Records contained in a dataset:
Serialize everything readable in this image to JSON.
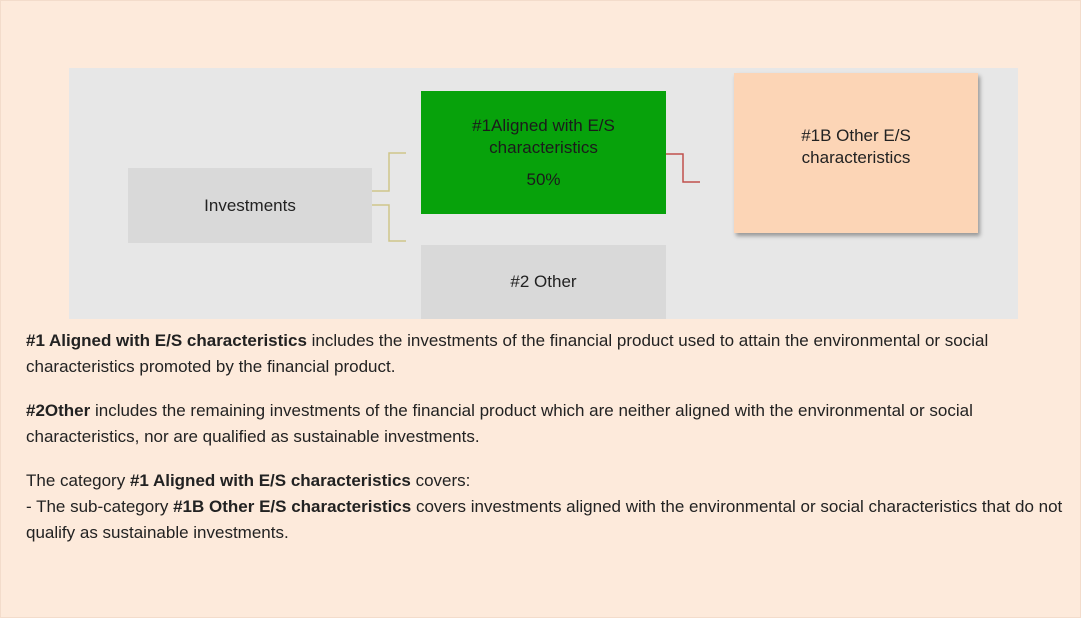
{
  "nodes": [
    {
      "label": "Investments"
    },
    {
      "lines": [
        "#1Aligned with E/S",
        "characteristics"
      ],
      "share": "50%"
    },
    {
      "label": "#2 Other"
    },
    {
      "lines": [
        "#1B Other E/S",
        "characteristics"
      ]
    }
  ],
  "paragraphs": [
    [
      {
        "bold": true,
        "text": "#1 Aligned with E/S characteristics"
      },
      {
        "text": " includes the investments of the financial product used to attain the environmental or social characteristics promoted by the financial product."
      }
    ],
    [
      {
        "bold": true,
        "text": "#2Other"
      },
      {
        "text": " includes the remaining investments of the financial product which are neither aligned with the environmental or social characteristics, nor are qualified as sustainable investments."
      }
    ],
    [
      {
        "text": "The category "
      },
      {
        "bold": true,
        "text": "#1 Aligned with E/S characteristics"
      },
      {
        "text": " covers:"
      }
    ],
    [
      {
        "text": "- The sub-category "
      },
      {
        "bold": true,
        "text": "#1B Other E/S characteristics"
      },
      {
        "text": " covers investments aligned with the environmental or social characteristics that do not qualify as sustainable investments."
      }
    ]
  ]
}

• [Exercise]
Except for the pictures, give all the material above again verbatim.

• [Task output]
Serialize everything readable in this image to JSON.
{
  "nodes": [
    {
      "label": "Investments"
    },
    {
      "lines": [
        "#1Aligned with E/S",
        "characteristics"
      ],
      "share": "50%"
    },
    {
      "label": "#2 Other"
    },
    {
      "lines": [
        "#1B Other E/S",
        "characteristics"
      ]
    }
  ],
  "paragraphs": [
    [
      {
        "bold": true,
        "text": "#1 Aligned with E/S characteristics"
      },
      {
        "text": " includes the investments of the financial product used to attain the environmental or social characteristics promoted by the financial product."
      }
    ],
    [
      {
        "bold": true,
        "text": "#2Other"
      },
      {
        "text": " includes the remaining investments of the financial product which are neither aligned with the environmental or social characteristics, nor are qualified as sustainable investments."
      }
    ],
    [
      {
        "text": "The category "
      },
      {
        "bold": true,
        "text": "#1 Aligned with E/S characteristics"
      },
      {
        "text": " covers:"
      }
    ],
    [
      {
        "text": "- The sub-category "
      },
      {
        "bold": true,
        "text": "#1B Other E/S characteristics"
      },
      {
        "text": " covers investments aligned with the environmental or social characteristics that do not qualify as sustainable investments."
      }
    ]
  ]
}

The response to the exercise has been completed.